What is asked - Produce a word-for-word copy of the listing below without its pictures.

Extracted material -
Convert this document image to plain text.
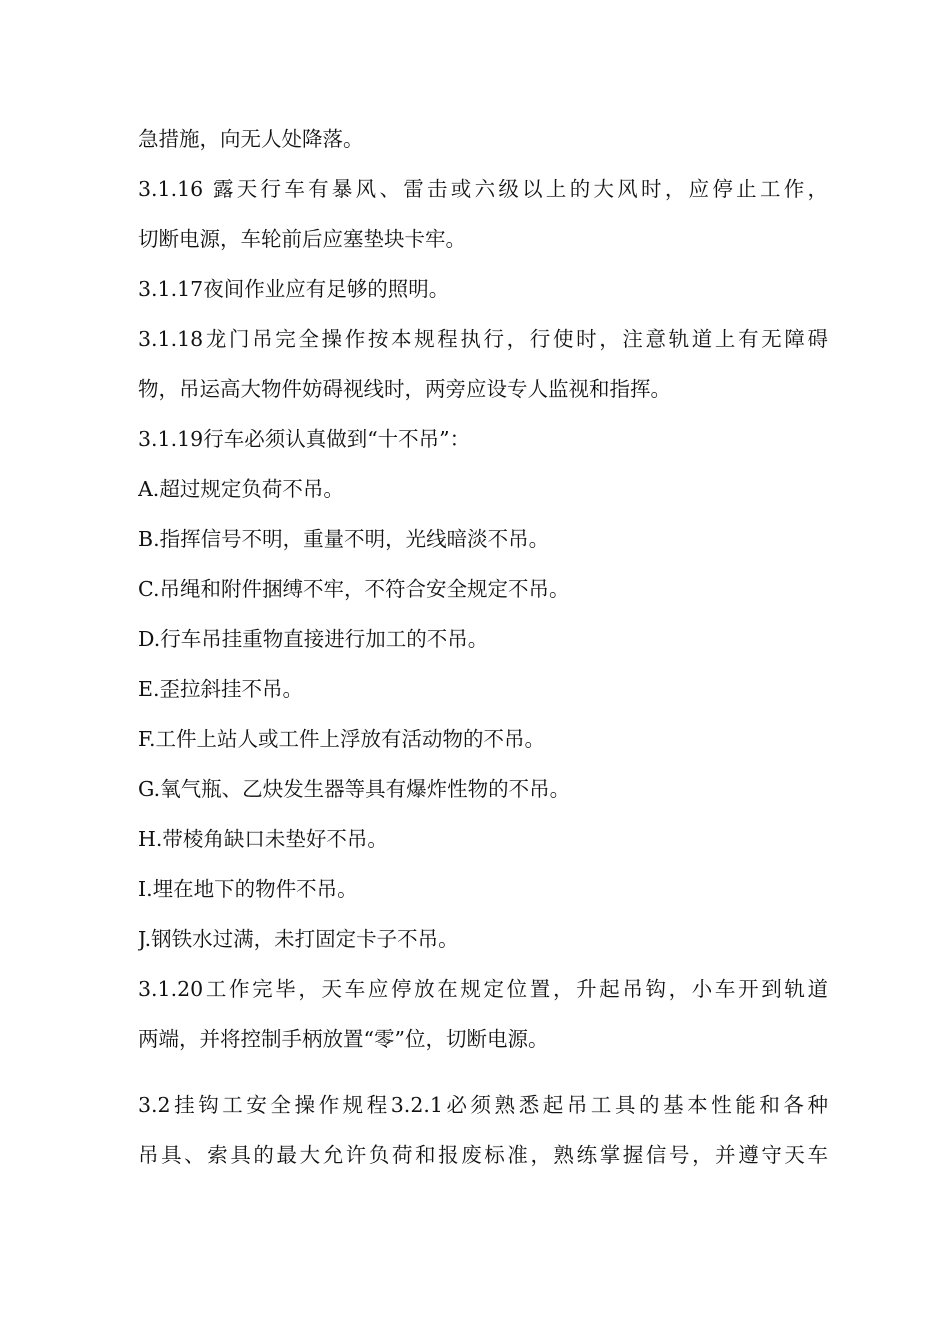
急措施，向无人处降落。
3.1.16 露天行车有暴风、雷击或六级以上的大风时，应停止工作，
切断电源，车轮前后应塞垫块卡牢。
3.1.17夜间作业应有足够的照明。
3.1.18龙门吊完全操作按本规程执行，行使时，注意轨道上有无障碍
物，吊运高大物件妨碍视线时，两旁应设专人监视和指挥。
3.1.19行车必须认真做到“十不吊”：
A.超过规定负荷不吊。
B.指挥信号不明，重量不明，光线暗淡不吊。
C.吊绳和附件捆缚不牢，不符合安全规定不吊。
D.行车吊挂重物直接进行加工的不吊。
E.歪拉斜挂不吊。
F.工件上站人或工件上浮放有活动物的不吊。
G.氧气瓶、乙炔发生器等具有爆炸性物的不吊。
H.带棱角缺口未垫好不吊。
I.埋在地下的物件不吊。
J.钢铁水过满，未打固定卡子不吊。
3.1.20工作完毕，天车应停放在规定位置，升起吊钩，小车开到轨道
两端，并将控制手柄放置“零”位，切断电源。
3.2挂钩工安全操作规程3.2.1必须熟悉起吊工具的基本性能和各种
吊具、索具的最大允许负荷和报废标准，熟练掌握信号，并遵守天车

Full answer -
Convert this document image to plain text.
急措施，向无人处降落。
3.1.16 露天行车有暴风、雷击或六级以上的大风时，应停止工作，
切断电源，车轮前后应塞垫块卡牢。
3.1.17夜间作业应有足够的照明。
3.1.18龙门吊完全操作按本规程执行，行使时，注意轨道上有无障碍
物，吊运高大物件妨碍视线时，两旁应设专人监视和指挥。
3.1.19行车必须认真做到“十不吊”：
A.超过规定负荷不吊。
B.指挥信号不明，重量不明，光线暗淡不吊。
C.吊绳和附件捆缚不牢，不符合安全规定不吊。
D.行车吊挂重物直接进行加工的不吊。
E.歪拉斜挂不吊。
F.工件上站人或工件上浮放有活动物的不吊。
G.氧气瓶、乙炔发生器等具有爆炸性物的不吊。
H.带棱角缺口未垫好不吊。
I.埋在地下的物件不吊。
J.钢铁水过满，未打固定卡子不吊。
3.1.20工作完毕，天车应停放在规定位置，升起吊钩，小车开到轨道
两端，并将控制手柄放置“零”位，切断电源。
3.2挂钩工安全操作规程3.2.1必须熟悉起吊工具的基本性能和各种
吊具、索具的最大允许负荷和报废标准，熟练掌握信号，并遵守天车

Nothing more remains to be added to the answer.